Every record below should be printed exactly as given.

### Source material ###

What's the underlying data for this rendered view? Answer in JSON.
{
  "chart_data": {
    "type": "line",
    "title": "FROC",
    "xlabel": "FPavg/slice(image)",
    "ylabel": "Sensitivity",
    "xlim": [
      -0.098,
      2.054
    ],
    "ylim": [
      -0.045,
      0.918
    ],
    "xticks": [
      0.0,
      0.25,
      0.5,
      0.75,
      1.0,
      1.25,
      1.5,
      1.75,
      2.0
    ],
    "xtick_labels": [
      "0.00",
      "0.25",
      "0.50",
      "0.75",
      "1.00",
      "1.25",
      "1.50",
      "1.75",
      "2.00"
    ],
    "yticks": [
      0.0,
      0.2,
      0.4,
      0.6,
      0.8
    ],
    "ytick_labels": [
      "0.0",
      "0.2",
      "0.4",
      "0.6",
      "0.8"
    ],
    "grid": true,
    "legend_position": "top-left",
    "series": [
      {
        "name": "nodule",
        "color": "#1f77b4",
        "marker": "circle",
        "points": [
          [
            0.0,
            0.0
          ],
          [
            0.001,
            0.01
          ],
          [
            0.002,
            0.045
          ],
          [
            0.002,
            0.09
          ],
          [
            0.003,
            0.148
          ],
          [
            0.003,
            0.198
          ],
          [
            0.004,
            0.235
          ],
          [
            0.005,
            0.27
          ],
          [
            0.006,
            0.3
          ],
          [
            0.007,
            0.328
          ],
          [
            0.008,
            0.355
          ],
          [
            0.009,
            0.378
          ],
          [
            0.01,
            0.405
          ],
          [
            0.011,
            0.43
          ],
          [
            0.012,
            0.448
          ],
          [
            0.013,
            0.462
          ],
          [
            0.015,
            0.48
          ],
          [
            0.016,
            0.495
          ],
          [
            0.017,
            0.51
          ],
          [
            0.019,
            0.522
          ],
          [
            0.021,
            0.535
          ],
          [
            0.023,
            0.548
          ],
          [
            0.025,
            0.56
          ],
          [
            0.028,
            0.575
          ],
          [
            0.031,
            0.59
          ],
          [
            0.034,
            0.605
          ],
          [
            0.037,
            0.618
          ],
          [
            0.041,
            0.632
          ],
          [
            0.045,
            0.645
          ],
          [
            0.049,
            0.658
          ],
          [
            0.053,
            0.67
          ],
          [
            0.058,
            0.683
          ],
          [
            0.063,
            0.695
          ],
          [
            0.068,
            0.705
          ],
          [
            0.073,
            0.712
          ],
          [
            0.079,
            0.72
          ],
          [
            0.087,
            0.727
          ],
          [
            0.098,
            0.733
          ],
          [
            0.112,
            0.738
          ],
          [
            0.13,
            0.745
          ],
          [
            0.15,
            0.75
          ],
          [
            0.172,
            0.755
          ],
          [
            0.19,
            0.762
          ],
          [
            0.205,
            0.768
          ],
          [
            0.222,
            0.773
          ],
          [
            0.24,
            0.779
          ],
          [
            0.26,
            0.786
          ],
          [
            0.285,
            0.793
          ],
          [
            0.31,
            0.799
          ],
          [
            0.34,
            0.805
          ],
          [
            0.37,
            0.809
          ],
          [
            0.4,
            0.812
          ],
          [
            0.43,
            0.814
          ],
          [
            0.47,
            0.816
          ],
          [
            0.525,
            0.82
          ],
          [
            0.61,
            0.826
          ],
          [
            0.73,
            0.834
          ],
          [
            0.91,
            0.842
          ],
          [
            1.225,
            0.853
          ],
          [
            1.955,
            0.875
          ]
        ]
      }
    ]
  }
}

###

**Exercise answer**
What's the underlying data for this rendered view? Answer in JSON.
{
  "chart_data": {
    "type": "line",
    "title": "FROC",
    "xlabel": "FPavg/slice(image)",
    "ylabel": "Sensitivity",
    "xlim": [
      -0.098,
      2.054
    ],
    "ylim": [
      -0.045,
      0.918
    ],
    "xticks": [
      0.0,
      0.25,
      0.5,
      0.75,
      1.0,
      1.25,
      1.5,
      1.75,
      2.0
    ],
    "xtick_labels": [
      "0.00",
      "0.25",
      "0.50",
      "0.75",
      "1.00",
      "1.25",
      "1.50",
      "1.75",
      "2.00"
    ],
    "yticks": [
      0.0,
      0.2,
      0.4,
      0.6,
      0.8
    ],
    "ytick_labels": [
      "0.0",
      "0.2",
      "0.4",
      "0.6",
      "0.8"
    ],
    "grid": true,
    "legend_position": "top-left",
    "series": [
      {
        "name": "nodule",
        "color": "#1f77b4",
        "marker": "circle",
        "points": [
          [
            0.0,
            0.0
          ],
          [
            0.001,
            0.01
          ],
          [
            0.002,
            0.045
          ],
          [
            0.002,
            0.09
          ],
          [
            0.003,
            0.148
          ],
          [
            0.003,
            0.198
          ],
          [
            0.004,
            0.235
          ],
          [
            0.005,
            0.27
          ],
          [
            0.006,
            0.3
          ],
          [
            0.007,
            0.328
          ],
          [
            0.008,
            0.355
          ],
          [
            0.009,
            0.378
          ],
          [
            0.01,
            0.405
          ],
          [
            0.011,
            0.43
          ],
          [
            0.012,
            0.448
          ],
          [
            0.013,
            0.462
          ],
          [
            0.015,
            0.48
          ],
          [
            0.016,
            0.495
          ],
          [
            0.017,
            0.51
          ],
          [
            0.019,
            0.522
          ],
          [
            0.021,
            0.535
          ],
          [
            0.023,
            0.548
          ],
          [
            0.025,
            0.56
          ],
          [
            0.028,
            0.575
          ],
          [
            0.031,
            0.59
          ],
          [
            0.034,
            0.605
          ],
          [
            0.037,
            0.618
          ],
          [
            0.041,
            0.632
          ],
          [
            0.045,
            0.645
          ],
          [
            0.049,
            0.658
          ],
          [
            0.053,
            0.67
          ],
          [
            0.058,
            0.683
          ],
          [
            0.063,
            0.695
          ],
          [
            0.068,
            0.705
          ],
          [
            0.073,
            0.712
          ],
          [
            0.079,
            0.72
          ],
          [
            0.087,
            0.727
          ],
          [
            0.098,
            0.733
          ],
          [
            0.112,
            0.738
          ],
          [
            0.13,
            0.745
          ],
          [
            0.15,
            0.75
          ],
          [
            0.172,
            0.755
          ],
          [
            0.19,
            0.762
          ],
          [
            0.205,
            0.768
          ],
          [
            0.222,
            0.773
          ],
          [
            0.24,
            0.779
          ],
          [
            0.26,
            0.786
          ],
          [
            0.285,
            0.793
          ],
          [
            0.31,
            0.799
          ],
          [
            0.34,
            0.805
          ],
          [
            0.37,
            0.809
          ],
          [
            0.4,
            0.812
          ],
          [
            0.43,
            0.814
          ],
          [
            0.47,
            0.816
          ],
          [
            0.525,
            0.82
          ],
          [
            0.61,
            0.826
          ],
          [
            0.73,
            0.834
          ],
          [
            0.91,
            0.842
          ],
          [
            1.225,
            0.853
          ],
          [
            1.955,
            0.875
          ]
        ]
      }
    ]
  }
}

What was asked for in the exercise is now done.